━━━ Data for this task

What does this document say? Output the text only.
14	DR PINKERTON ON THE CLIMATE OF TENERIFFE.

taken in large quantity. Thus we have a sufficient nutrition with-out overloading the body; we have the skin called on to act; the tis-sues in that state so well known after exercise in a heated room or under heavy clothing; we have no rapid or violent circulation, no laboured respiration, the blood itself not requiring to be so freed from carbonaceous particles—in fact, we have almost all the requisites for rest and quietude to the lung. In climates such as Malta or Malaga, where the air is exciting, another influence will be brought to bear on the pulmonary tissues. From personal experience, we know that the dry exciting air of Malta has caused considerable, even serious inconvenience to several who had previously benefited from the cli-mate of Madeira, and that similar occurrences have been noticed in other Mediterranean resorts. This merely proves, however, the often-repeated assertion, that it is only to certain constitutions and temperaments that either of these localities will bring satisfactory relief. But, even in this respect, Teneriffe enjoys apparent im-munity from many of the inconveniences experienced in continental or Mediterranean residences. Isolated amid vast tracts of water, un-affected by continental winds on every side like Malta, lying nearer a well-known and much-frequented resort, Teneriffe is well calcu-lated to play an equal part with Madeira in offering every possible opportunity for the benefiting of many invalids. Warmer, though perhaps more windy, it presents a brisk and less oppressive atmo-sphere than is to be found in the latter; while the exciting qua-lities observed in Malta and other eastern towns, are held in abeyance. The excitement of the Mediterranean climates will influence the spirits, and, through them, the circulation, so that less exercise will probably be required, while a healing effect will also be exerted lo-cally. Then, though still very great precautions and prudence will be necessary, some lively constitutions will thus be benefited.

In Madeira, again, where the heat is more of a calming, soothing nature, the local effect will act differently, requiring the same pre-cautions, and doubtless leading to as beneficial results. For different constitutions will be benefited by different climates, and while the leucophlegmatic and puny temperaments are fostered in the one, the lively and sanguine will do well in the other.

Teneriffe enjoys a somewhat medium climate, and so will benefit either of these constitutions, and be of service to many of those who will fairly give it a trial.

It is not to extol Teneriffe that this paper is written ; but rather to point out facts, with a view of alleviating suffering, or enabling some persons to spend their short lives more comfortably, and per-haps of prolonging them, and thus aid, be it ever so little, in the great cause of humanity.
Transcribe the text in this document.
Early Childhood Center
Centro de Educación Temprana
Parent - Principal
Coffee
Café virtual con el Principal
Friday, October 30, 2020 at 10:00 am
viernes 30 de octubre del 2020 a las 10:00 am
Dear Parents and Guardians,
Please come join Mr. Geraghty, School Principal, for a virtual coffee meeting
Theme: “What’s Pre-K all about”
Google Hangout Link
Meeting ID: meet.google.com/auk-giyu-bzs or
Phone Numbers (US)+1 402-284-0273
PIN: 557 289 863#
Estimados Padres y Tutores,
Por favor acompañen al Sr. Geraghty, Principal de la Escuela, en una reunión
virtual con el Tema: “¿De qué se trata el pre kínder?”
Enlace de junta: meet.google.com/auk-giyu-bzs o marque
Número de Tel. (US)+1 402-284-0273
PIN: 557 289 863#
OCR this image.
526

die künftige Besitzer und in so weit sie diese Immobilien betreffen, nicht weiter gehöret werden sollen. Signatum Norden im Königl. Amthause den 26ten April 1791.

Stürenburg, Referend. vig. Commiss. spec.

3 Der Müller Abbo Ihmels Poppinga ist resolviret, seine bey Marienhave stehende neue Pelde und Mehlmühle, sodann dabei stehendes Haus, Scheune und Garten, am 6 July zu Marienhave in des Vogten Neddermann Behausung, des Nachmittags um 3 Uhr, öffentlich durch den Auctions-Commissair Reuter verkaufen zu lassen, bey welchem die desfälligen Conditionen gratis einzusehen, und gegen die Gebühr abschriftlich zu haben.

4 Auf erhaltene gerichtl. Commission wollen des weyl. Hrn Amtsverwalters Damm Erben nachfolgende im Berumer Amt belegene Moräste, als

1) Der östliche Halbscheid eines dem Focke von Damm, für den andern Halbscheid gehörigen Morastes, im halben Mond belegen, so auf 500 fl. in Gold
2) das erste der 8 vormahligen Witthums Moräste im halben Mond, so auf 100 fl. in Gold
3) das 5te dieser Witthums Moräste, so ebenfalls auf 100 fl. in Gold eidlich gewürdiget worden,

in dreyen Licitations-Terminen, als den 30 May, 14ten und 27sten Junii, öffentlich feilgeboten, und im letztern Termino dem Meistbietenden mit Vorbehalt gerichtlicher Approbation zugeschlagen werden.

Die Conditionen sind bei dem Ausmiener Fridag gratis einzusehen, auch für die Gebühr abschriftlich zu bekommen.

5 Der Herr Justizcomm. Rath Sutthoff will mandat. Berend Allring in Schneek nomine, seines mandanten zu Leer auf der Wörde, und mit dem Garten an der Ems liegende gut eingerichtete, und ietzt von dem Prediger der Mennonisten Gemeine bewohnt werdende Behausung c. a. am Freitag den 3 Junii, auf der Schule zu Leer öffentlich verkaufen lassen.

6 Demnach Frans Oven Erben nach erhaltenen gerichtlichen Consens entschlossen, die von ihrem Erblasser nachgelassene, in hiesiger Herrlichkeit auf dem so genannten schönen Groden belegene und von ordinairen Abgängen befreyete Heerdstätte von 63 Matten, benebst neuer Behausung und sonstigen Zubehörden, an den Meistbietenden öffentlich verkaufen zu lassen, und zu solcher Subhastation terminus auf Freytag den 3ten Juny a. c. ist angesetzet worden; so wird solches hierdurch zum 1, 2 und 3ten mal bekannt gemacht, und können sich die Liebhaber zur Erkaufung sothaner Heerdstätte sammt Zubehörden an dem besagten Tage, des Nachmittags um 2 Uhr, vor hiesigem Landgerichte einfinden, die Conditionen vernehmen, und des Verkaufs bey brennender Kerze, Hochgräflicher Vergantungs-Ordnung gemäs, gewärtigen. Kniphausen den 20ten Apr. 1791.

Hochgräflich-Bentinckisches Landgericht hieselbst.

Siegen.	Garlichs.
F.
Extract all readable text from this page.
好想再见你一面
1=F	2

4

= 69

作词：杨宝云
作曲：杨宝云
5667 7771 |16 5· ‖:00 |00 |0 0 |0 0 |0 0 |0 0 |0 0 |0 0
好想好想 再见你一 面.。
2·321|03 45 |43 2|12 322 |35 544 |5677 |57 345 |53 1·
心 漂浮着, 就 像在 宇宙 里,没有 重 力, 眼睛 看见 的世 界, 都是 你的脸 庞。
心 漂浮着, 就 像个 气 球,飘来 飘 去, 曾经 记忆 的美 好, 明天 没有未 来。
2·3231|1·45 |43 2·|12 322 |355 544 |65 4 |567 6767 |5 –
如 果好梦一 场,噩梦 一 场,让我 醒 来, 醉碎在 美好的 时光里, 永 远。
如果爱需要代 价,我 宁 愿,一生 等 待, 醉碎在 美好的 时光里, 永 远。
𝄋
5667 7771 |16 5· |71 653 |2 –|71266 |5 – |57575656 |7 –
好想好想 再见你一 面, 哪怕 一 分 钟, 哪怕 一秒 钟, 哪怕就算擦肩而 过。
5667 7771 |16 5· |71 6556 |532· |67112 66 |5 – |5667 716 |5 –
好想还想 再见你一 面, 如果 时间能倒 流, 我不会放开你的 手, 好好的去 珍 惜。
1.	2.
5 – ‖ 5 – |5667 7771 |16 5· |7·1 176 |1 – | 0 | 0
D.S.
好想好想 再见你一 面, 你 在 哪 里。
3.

━━━━━━

■ Task directions
Within the listing above, copy each line that has the string "einzusehen".

■ The answer
3 Der Müller Abbo Ihmels Poppinga ist resolviret, seine bey Marienhave stehende neue Pelde und Mehlmühle, sodann dabei stehendes Haus, Scheune und Garten, am 6 July zu Marienhave in des Vogten Neddermann Behausung, des Nachmittags um 3 Uhr, öffentlich durch den Auctions-Commissair Reuter verkaufen zu lassen, bey welchem die desfälligen Conditionen gratis einzusehen, und gegen die Gebühr abschriftlich zu haben.
Die Conditionen sind bei dem Ausmiener Fridag gratis einzusehen, auch für die Gebühr abschriftlich zu bekommen.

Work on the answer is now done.